> **Task brief**
If a line in the data below holds the word "label", copy it.

┌──

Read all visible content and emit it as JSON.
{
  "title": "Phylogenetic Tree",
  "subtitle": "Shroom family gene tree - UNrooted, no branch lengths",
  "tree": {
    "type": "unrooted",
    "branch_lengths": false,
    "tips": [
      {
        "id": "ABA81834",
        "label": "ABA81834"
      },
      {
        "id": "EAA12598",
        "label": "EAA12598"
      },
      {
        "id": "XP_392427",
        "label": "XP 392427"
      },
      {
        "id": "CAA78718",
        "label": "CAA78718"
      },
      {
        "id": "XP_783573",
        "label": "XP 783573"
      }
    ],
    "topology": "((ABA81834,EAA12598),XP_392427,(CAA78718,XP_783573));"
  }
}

└──

> **Task solution**
        "label": "ABA81834"
        "label": "EAA12598"
        "label": "XP 392427"
        "label": "CAA78718"
        "label": "XP 783573"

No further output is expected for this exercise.